++++ TEXT SHOWN ++++

Why data-centric AI development is right for most businesses
For AI practitioners and business leaders seeking efficient pathways to development, there is an active debate about whether or not to focus on a model- or data-centric approach.
At Collibra, we know data is at the heart of any data product, and nowhere is this more true than with AI models.
Today, the AI community is moving toward a consensus that data quality and consistency improve AI accuracy more efficiently for most businesses than tweaking models. And especially when you are using one of the mainstream foundational models you’ll need unique, quality data to differentiate yourself from all the API copycats.
Gartner recognizes this as well. Their January 2023 research note shows that organizations are actively focusing on data usage, data governance, data curation, training data and several other data-centric capabilities to improve the quality of models, mitigate bias, and augment the data science machine learning (DSML) workflow (3).
While large, data-rich technology companies can rely on massive datasets and one-size-fits-all models to serve customers, everyone else should be focusing on curating their unique data assets, and making sure they are of high data quality.
After all, AI applications are only as good as the data that informs it. If the data is bad, the AI models trained or tuned on bad data will produce human-sounding language that looks good but remains fundamentally flawed.
Is AI an automated highway to value or problems?
As much as AI can bring value to your organization it does need controls to harvest that value. We’ve covered the real risks — legal, financial, reputational — when generative AI goes wrong in our inaugural AI Governance blog.
The quality of predictions of AI models depends strongly on the data used to train the models. Poor data quality can result in inaccurate results and inconsistent model behavior, leading to lack of trust from customers and internal stakeholders.
From the attorney who presented legal precedents that contained ChatGPT “hallucinations” to the hospitals who want to apply ML algorithms to help patients, but discovered that the algorithms often misdiagnosed them (4) — the demand for AI is spreading across every segment of our society faster than the guardrails for protecting organizations from making catastrophic missteps.

++++

● WORK INSTRUCTIONS
- A) In the passage on data-centric AI development, when was the cited Gartner research note published?
- B) Write a continuation of the passage on data-centric AI development, starting after its final sentence.
The rows that come after this passage are separate material.

++++ RAW DATA ++++

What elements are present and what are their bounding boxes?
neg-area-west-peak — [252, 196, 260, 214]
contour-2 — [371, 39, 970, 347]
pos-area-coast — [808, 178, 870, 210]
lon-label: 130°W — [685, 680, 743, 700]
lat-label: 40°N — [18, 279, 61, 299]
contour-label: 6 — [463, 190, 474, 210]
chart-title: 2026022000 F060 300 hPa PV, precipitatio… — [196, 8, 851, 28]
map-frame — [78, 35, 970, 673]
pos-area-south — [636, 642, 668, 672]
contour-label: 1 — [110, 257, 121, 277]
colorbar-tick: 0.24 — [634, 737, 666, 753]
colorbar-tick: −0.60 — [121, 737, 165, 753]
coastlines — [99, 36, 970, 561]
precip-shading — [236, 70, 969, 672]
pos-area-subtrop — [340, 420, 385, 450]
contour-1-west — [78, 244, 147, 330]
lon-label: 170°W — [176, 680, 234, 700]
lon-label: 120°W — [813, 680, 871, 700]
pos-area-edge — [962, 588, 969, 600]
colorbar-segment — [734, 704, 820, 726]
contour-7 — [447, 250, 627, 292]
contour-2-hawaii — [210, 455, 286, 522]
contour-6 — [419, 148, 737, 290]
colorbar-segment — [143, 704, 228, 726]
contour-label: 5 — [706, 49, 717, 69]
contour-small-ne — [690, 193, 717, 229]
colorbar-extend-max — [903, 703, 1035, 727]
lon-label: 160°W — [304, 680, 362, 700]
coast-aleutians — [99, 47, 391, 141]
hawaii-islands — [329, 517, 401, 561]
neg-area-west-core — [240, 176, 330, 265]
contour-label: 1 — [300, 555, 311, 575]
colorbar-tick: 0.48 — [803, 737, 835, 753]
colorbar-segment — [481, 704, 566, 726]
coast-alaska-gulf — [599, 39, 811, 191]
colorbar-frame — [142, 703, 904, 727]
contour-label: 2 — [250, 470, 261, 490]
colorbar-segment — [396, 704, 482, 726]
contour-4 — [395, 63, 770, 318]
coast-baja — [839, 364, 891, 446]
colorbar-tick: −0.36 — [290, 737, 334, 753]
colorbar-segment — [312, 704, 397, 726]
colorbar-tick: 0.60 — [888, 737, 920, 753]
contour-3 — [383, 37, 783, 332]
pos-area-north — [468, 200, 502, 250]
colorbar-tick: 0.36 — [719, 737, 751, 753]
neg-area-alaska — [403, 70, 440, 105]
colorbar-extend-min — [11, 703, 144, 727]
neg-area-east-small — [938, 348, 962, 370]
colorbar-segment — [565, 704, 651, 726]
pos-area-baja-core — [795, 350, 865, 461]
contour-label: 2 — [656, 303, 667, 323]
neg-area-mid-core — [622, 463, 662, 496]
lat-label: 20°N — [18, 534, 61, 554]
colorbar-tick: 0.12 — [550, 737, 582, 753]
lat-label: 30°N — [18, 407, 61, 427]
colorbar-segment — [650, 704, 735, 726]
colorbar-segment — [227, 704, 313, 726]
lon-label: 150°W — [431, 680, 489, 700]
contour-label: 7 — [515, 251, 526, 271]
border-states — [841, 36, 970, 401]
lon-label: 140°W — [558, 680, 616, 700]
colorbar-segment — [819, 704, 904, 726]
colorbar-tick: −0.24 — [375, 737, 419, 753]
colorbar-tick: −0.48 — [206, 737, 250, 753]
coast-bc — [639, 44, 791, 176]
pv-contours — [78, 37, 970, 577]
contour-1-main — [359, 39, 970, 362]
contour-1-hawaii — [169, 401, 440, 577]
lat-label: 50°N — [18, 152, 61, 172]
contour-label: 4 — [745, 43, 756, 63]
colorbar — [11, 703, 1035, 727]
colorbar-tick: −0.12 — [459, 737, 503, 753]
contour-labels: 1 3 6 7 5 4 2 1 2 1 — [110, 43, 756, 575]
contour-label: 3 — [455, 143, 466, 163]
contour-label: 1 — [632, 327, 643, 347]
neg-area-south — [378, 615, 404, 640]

++++

● SOLVED TASKS
- A) January 2023.

- B)
In the UK, the national center for data science and AI — the Turing Institute — studied the capacity of ML algorithms to improve and accelerate patient diagnosis and triage during the pandemic.
According to the Institute, the predictive tools made little to no difference. “Problems around data availability, access and standardization spanned the entire spectrum of data science activity during the pandemic. The message was clear: better data would enable a better response.” (5)
As we stated in our AI governance overview, you must remember that your organization remains responsible for the outcomes, not just for the algorithm or its data.
AI governance for your data-centric development
How do you mitigate the risks inherent in AI application development? How does your organization ensure the quality, integrity, and ethical handling of the data used to train and operate AI systems?
What you need is a governance model for AI. You need AI governance.
How we define AI governance:
AI governance is the application of rules, processes and responsibilities to drive maximum value from your automated data products by ensuring applicable, streamlined and ethical AI practices that mitigate risk and protect privacy.
And whether you tackle models first, or data first – your controls will need to wrap around both, from input data, over pipelines and models, all the way to your outcomes.
If your organization is leveraging (or planning to use) generative AI technologies, then it’s a good time to start thinking about AI governance.